_Exercise_
Write out the whole of the material exactly.

_Supplied information_
################
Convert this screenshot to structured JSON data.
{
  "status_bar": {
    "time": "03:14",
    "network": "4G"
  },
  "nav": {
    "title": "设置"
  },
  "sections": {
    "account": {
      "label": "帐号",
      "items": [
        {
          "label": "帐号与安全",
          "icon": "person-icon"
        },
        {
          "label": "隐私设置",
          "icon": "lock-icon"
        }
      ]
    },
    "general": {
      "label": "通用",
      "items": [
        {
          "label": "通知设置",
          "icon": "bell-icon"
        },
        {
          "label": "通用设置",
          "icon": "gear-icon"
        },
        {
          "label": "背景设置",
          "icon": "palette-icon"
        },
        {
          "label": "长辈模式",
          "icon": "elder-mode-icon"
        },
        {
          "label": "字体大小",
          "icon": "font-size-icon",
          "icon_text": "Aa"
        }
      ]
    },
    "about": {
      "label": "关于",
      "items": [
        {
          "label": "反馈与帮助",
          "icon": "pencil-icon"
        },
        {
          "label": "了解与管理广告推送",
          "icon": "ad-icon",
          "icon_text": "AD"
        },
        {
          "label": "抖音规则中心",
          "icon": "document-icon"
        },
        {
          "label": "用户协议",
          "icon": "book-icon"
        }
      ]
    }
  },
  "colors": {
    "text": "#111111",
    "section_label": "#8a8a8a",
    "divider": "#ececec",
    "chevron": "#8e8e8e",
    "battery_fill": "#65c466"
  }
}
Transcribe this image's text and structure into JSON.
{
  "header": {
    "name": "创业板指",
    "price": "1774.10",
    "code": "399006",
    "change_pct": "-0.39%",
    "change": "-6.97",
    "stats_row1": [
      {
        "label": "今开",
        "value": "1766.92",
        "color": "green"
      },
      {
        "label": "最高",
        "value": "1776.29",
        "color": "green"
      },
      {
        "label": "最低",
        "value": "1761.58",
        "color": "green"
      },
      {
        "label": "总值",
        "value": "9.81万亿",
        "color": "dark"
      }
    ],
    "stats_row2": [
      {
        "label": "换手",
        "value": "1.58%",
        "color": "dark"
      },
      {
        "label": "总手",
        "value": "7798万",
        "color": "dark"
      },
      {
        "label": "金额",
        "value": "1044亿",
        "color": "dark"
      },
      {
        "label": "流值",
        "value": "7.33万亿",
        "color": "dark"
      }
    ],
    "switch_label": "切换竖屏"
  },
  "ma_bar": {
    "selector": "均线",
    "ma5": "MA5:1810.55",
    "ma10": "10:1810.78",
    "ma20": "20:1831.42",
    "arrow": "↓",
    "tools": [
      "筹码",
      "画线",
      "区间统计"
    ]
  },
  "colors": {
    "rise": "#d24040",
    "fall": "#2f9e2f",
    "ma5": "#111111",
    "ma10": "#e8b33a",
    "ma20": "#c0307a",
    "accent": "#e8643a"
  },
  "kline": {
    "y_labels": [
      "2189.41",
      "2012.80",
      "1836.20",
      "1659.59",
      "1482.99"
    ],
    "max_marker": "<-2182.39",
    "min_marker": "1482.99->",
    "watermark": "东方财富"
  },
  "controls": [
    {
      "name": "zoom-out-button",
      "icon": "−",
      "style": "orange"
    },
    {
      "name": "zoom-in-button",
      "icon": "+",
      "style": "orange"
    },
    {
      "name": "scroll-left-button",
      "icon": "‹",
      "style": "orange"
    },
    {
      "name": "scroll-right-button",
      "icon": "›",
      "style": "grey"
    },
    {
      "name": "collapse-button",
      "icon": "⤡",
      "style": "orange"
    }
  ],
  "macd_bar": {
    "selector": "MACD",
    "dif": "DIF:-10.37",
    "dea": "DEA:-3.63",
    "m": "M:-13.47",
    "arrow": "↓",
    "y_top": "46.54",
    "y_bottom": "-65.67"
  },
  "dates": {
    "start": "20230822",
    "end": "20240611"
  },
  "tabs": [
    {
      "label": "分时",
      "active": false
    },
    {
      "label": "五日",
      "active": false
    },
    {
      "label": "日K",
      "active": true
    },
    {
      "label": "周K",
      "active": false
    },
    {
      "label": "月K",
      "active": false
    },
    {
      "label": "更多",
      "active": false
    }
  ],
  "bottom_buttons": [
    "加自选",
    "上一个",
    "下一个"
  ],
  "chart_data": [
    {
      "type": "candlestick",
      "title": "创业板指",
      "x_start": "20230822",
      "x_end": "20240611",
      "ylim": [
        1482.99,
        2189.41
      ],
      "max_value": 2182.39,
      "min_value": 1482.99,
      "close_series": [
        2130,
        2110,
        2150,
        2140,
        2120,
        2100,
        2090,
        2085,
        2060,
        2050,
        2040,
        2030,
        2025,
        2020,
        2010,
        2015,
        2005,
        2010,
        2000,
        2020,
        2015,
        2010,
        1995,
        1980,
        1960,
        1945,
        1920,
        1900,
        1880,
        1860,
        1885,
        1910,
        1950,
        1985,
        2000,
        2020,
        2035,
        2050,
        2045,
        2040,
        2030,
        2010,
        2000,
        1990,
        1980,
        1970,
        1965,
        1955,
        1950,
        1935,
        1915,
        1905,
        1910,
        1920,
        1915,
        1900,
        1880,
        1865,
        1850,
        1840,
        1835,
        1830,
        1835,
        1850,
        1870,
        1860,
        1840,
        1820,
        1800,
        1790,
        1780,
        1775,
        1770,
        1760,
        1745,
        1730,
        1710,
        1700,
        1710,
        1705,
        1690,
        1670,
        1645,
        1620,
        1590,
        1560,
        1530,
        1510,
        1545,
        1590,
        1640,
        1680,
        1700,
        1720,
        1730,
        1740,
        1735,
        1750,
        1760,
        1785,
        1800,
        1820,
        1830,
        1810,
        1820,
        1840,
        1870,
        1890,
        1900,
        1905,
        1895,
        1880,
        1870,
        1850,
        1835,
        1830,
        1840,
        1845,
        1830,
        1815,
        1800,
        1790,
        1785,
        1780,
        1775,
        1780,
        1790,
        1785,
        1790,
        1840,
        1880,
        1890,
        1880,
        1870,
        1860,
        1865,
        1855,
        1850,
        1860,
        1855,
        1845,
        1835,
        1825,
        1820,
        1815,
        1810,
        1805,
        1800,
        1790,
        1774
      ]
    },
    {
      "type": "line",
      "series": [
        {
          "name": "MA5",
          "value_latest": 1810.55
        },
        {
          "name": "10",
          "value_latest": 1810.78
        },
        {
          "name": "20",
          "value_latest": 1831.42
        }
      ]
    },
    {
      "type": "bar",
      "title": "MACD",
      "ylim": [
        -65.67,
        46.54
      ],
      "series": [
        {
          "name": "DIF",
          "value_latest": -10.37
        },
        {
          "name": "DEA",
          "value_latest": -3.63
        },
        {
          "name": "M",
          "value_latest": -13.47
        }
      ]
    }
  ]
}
################
_Solved problem_
Convert this screenshot to structured JSON data.
{
  "status_bar": {
    "time": "03:14",
    "network": "4G"
  },
  "nav": {
    "title": "设置"
  },
  "sections": {
    "account": {
      "label": "帐号",
      "items": [
        {
          "label": "帐号与安全",
          "icon": "person-icon"
        },
        {
          "label": "隐私设置",
          "icon": "lock-icon"
        }
      ]
    },
    "general": {
      "label": "通用",
      "items": [
        {
          "label": "通知设置",
          "icon": "bell-icon"
        },
        {
          "label": "通用设置",
          "icon": "gear-icon"
        },
        {
          "label": "背景设置",
          "icon": "palette-icon"
        },
        {
          "label": "长辈模式",
          "icon": "elder-mode-icon"
        },
        {
          "label": "字体大小",
          "icon": "font-size-icon",
          "icon_text": "Aa"
        }
      ]
    },
    "about": {
      "label": "关于",
      "items": [
        {
          "label": "反馈与帮助",
          "icon": "pencil-icon"
        },
        {
          "label": "了解与管理广告推送",
          "icon": "ad-icon",
          "icon_text": "AD"
        },
        {
          "label": "抖音规则中心",
          "icon": "document-icon"
        },
        {
          "label": "用户协议",
          "icon": "book-icon"
        }
      ]
    }
  },
  "colors": {
    "text": "#111111",
    "section_label": "#8a8a8a",
    "divider": "#ececec",
    "chevron": "#8e8e8e",
    "battery_fill": "#65c466"
  }
}
Transcribe this image's text and structure into JSON.
{
  "header": {
    "name": "创业板指",
    "price": "1774.10",
    "code": "399006",
    "change_pct": "-0.39%",
    "change": "-6.97",
    "stats_row1": [
      {
        "label": "今开",
        "value": "1766.92",
        "color": "green"
      },
      {
        "label": "最高",
        "value": "1776.29",
        "color": "green"
      },
      {
        "label": "最低",
        "value": "1761.58",
        "color": "green"
      },
      {
        "label": "总值",
        "value": "9.81万亿",
        "color": "dark"
      }
    ],
    "stats_row2": [
      {
        "label": "换手",
        "value": "1.58%",
        "color": "dark"
      },
      {
        "label": "总手",
        "value": "7798万",
        "color": "dark"
      },
      {
        "label": "金额",
        "value": "1044亿",
        "color": "dark"
      },
      {
        "label": "流值",
        "value": "7.33万亿",
        "color": "dark"
      }
    ],
    "switch_label": "切换竖屏"
  },
  "ma_bar": {
    "selector": "均线",
    "ma5": "MA5:1810.55",
    "ma10": "10:1810.78",
    "ma20": "20:1831.42",
    "arrow": "↓",
    "tools": [
      "筹码",
      "画线",
      "区间统计"
    ]
  },
  "colors": {
    "rise": "#d24040",
    "fall": "#2f9e2f",
    "ma5": "#111111",
    "ma10": "#e8b33a",
    "ma20": "#c0307a",
    "accent": "#e8643a"
  },
  "kline": {
    "y_labels": [
      "2189.41",
      "2012.80",
      "1836.20",
      "1659.59",
      "1482.99"
    ],
    "max_marker": "<-2182.39",
    "min_marker": "1482.99->",
    "watermark": "东方财富"
  },
  "controls": [
    {
      "name": "zoom-out-button",
      "icon": "−",
      "style": "orange"
    },
    {
      "name": "zoom-in-button",
      "icon": "+",
      "style": "orange"
    },
    {
      "name": "scroll-left-button",
      "icon": "‹",
      "style": "orange"
    },
    {
      "name": "scroll-right-button",
      "icon": "›",
      "style": "grey"
    },
    {
      "name": "collapse-button",
      "icon": "⤡",
      "style": "orange"
    }
  ],
  "macd_bar": {
    "selector": "MACD",
    "dif": "DIF:-10.37",
    "dea": "DEA:-3.63",
    "m": "M:-13.47",
    "arrow": "↓",
    "y_top": "46.54",
    "y_bottom": "-65.67"
  },
  "dates": {
    "start": "20230822",
    "end": "20240611"
  },
  "tabs": [
    {
      "label": "分时",
      "active": false
    },
    {
      "label": "五日",
      "active": false
    },
    {
      "label": "日K",
      "active": true
    },
    {
      "label": "周K",
      "active": false
    },
    {
      "label": "月K",
      "active": false
    },
    {
      "label": "更多",
      "active": false
    }
  ],
  "bottom_buttons": [
    "加自选",
    "上一个",
    "下一个"
  ],
  "chart_data": [
    {
      "type": "candlestick",
      "title": "创业板指",
      "x_start": "20230822",
      "x_end": "20240611",
      "ylim": [
        1482.99,
        2189.41
      ],
      "max_value": 2182.39,
      "min_value": 1482.99,
      "close_series": [
        2130,
        2110,
        2150,
        2140,
        2120,
        2100,
        2090,
        2085,
        2060,
        2050,
        2040,
        2030,
        2025,
        2020,
        2010,
        2015,
        2005,
        2010,
        2000,
        2020,
        2015,
        2010,
        1995,
        1980,
        1960,
        1945,
        1920,
        1900,
        1880,
        1860,
        1885,
        1910,
        1950,
        1985,
        2000,
        2020,
        2035,
        2050,
        2045,
        2040,
        2030,
        2010,
        2000,
        1990,
        1980,
        1970,
        1965,
        1955,
        1950,
        1935,
        1915,
        1905,
        1910,
        1920,
        1915,
        1900,
        1880,
        1865,
        1850,
        1840,
        1835,
        1830,
        1835,
        1850,
        1870,
        1860,
        1840,
        1820,
        1800,
        1790,
        1780,
        1775,
        1770,
        1760,
        1745,
        1730,
        1710,
        1700,
        1710,
        1705,
        1690,
        1670,
        1645,
        1620,
        1590,
        1560,
        1530,
        1510,
        1545,
        1590,
        1640,
        1680,
        1700,
        1720,
        1730,
        1740,
        1735,
        1750,
        1760,
        1785,
        1800,
        1820,
        1830,
        1810,
        1820,
        1840,
        1870,
        1890,
        1900,
        1905,
        1895,
        1880,
        1870,
        1850,
        1835,
        1830,
        1840,
        1845,
        1830,
        1815,
        1800,
        1790,
        1785,
        1780,
        1775,
        1780,
        1790,
        1785,
        1790,
        1840,
        1880,
        1890,
        1880,
        1870,
        1860,
        1865,
        1855,
        1850,
        1860,
        1855,
        1845,
        1835,
        1825,
        1820,
        1815,
        1810,
        1805,
        1800,
        1790,
        1774
      ]
    },
    {
      "type": "line",
      "series": [
        {
          "name": "MA5",
          "value_latest": 1810.55
        },
        {
          "name": "10",
          "value_latest": 1810.78
        },
        {
          "name": "20",
          "value_latest": 1831.42
        }
      ]
    },
    {
      "type": "bar",
      "title": "MACD",
      "ylim": [
        -65.67,
        46.54
      ],
      "series": [
        {
          "name": "DIF",
          "value_latest": -10.37
        },
        {
          "name": "DEA",
          "value_latest": -3.63
        },
        {
          "name": "M",
          "value_latest": -13.47
        }
      ]
    }
  ]
}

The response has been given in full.